— BEGIN Material to process —

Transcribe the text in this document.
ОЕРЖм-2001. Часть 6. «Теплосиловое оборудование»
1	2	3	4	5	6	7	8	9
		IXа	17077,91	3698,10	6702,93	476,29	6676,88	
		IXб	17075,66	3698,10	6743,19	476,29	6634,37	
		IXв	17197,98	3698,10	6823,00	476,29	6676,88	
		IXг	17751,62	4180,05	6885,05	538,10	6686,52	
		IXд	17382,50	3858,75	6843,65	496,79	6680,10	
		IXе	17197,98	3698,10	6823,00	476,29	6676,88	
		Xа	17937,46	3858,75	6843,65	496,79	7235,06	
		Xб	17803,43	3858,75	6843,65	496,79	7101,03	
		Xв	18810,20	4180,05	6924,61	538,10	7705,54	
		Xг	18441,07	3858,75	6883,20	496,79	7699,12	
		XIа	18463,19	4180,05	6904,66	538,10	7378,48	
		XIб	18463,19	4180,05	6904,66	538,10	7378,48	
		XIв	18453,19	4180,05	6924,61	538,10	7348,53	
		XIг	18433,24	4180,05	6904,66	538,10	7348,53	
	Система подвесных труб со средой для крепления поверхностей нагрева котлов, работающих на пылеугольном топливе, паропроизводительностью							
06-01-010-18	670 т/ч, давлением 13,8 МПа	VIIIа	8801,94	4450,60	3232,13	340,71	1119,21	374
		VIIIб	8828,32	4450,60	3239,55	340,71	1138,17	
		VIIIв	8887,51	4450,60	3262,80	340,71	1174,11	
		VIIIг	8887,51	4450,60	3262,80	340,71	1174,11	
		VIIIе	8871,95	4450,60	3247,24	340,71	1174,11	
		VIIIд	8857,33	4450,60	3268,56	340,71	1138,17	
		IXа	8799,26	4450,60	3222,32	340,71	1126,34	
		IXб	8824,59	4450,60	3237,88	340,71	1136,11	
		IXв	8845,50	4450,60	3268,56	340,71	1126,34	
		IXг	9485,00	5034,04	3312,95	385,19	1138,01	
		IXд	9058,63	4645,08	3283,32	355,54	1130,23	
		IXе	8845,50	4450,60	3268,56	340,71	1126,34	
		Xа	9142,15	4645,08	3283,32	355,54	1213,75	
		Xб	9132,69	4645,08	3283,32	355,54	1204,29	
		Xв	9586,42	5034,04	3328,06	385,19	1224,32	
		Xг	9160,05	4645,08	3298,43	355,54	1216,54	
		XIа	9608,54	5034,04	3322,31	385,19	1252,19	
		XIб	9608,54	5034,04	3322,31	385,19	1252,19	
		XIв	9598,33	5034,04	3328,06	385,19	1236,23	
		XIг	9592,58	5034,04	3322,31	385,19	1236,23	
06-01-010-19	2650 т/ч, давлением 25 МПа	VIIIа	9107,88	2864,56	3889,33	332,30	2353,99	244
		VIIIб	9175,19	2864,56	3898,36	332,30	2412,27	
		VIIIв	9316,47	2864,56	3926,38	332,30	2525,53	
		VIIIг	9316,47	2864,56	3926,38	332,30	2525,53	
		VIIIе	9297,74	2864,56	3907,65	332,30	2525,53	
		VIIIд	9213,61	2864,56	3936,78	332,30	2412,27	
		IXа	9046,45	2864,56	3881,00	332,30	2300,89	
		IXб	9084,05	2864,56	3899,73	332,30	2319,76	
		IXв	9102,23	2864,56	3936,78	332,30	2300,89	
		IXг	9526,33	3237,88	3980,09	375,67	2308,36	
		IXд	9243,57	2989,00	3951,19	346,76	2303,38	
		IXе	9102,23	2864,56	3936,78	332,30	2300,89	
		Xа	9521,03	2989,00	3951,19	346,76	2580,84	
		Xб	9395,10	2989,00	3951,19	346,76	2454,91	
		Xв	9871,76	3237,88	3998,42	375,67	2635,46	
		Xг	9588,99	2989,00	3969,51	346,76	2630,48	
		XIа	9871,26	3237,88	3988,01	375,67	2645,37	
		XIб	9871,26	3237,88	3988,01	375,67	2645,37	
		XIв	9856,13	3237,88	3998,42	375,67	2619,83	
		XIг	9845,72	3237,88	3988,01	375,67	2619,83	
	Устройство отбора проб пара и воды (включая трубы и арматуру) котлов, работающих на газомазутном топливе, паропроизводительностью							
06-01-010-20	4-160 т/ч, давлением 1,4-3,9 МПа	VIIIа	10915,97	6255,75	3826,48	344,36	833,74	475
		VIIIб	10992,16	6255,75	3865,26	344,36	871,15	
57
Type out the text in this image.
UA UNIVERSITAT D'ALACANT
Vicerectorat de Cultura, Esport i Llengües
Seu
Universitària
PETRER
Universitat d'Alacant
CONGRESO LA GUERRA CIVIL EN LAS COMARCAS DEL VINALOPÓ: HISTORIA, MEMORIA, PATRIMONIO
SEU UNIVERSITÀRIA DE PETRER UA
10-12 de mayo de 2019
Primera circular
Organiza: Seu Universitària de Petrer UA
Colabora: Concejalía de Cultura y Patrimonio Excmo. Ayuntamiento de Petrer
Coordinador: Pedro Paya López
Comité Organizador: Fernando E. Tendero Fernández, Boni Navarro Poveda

— END Material to process —

» **Requirements**:
Quote all the records exactly, please, leaving none out.

» **The output**:
Transcribe the text in this document.
ОЕРЖм-2001. Часть 6. «Теплосиловое оборудование»
1	2	3	4	5	6	7	8	9
		IXа	17077,91	3698,10	6702,93	476,29	6676,88	
		IXб	17075,66	3698,10	6743,19	476,29	6634,37	
		IXв	17197,98	3698,10	6823,00	476,29	6676,88	
		IXг	17751,62	4180,05	6885,05	538,10	6686,52	
		IXд	17382,50	3858,75	6843,65	496,79	6680,10	
		IXе	17197,98	3698,10	6823,00	476,29	6676,88	
		Xа	17937,46	3858,75	6843,65	496,79	7235,06	
		Xб	17803,43	3858,75	6843,65	496,79	7101,03	
		Xв	18810,20	4180,05	6924,61	538,10	7705,54	
		Xг	18441,07	3858,75	6883,20	496,79	7699,12	
		XIа	18463,19	4180,05	6904,66	538,10	7378,48	
		XIб	18463,19	4180,05	6904,66	538,10	7378,48	
		XIв	18453,19	4180,05	6924,61	538,10	7348,53	
		XIг	18433,24	4180,05	6904,66	538,10	7348,53	
	Система подвесных труб со средой для крепления поверхностей нагрева котлов, работающих на пылеугольном топливе, паропроизводительностью							
06-01-010-18	670 т/ч, давлением 13,8 МПа	VIIIа	8801,94	4450,60	3232,13	340,71	1119,21	374
		VIIIб	8828,32	4450,60	3239,55	340,71	1138,17	
		VIIIв	8887,51	4450,60	3262,80	340,71	1174,11	
		VIIIг	8887,51	4450,60	3262,80	340,71	1174,11	
		VIIIе	8871,95	4450,60	3247,24	340,71	1174,11	
		VIIIд	8857,33	4450,60	3268,56	340,71	1138,17	
		IXа	8799,26	4450,60	3222,32	340,71	1126,34	
		IXб	8824,59	4450,60	3237,88	340,71	1136,11	
		IXв	8845,50	4450,60	3268,56	340,71	1126,34	
		IXг	9485,00	5034,04	3312,95	385,19	1138,01	
		IXд	9058,63	4645,08	3283,32	355,54	1130,23	
		IXе	8845,50	4450,60	3268,56	340,71	1126,34	
		Xа	9142,15	4645,08	3283,32	355,54	1213,75	
		Xб	9132,69	4645,08	3283,32	355,54	1204,29	
		Xв	9586,42	5034,04	3328,06	385,19	1224,32	
		Xг	9160,05	4645,08	3298,43	355,54	1216,54	
		XIа	9608,54	5034,04	3322,31	385,19	1252,19	
		XIб	9608,54	5034,04	3322,31	385,19	1252,19	
		XIв	9598,33	5034,04	3328,06	385,19	1236,23	
		XIг	9592,58	5034,04	3322,31	385,19	1236,23	
06-01-010-19	2650 т/ч, давлением 25 МПа	VIIIа	9107,88	2864,56	3889,33	332,30	2353,99	244
		VIIIб	9175,19	2864,56	3898,36	332,30	2412,27	
		VIIIв	9316,47	2864,56	3926,38	332,30	2525,53	
		VIIIг	9316,47	2864,56	3926,38	332,30	2525,53	
		VIIIе	9297,74	2864,56	3907,65	332,30	2525,53	
		VIIIд	9213,61	2864,56	3936,78	332,30	2412,27	
		IXа	9046,45	2864,56	3881,00	332,30	2300,89	
		IXб	9084,05	2864,56	3899,73	332,30	2319,76	
		IXв	9102,23	2864,56	3936,78	332,30	2300,89	
		IXг	9526,33	3237,88	3980,09	375,67	2308,36	
		IXд	9243,57	2989,00	3951,19	346,76	2303,38	
		IXе	9102,23	2864,56	3936,78	332,30	2300,89	
		Xа	9521,03	2989,00	3951,19	346,76	2580,84	
		Xб	9395,10	2989,00	3951,19	346,76	2454,91	
		Xв	9871,76	3237,88	3998,42	375,67	2635,46	
		Xг	9588,99	2989,00	3969,51	346,76	2630,48	
		XIа	9871,26	3237,88	3988,01	375,67	2645,37	
		XIб	9871,26	3237,88	3988,01	375,67	2645,37	
		XIв	9856,13	3237,88	3998,42	375,67	2619,83	
		XIг	9845,72	3237,88	3988,01	375,67	2619,83	
	Устройство отбора проб пара и воды (включая трубы и арматуру) котлов, работающих на газомазутном топливе, паропроизводительностью							
06-01-010-20	4-160 т/ч, давлением 1,4-3,9 МПа	VIIIа	10915,97	6255,75	3826,48	344,36	833,74	475
		VIIIб	10992,16	6255,75	3865,26	344,36	871,15	
57
Type out the text in this image.
UA UNIVERSITAT D'ALACANT
Vicerectorat de Cultura, Esport i Llengües
Seu
Universitària
PETRER
Universitat d'Alacant
CONGRESO LA GUERRA CIVIL EN LAS COMARCAS DEL VINALOPÓ: HISTORIA, MEMORIA, PATRIMONIO
SEU UNIVERSITÀRIA DE PETRER UA
10-12 de mayo de 2019
Primera circular
Organiza: Seu Universitària de Petrer UA
Colabora: Concejalía de Cultura y Patrimonio Excmo. Ayuntamiento de Petrer
Coordinador: Pedro Paya López
Comité Organizador: Fernando E. Tendero Fernández, Boni Navarro Poveda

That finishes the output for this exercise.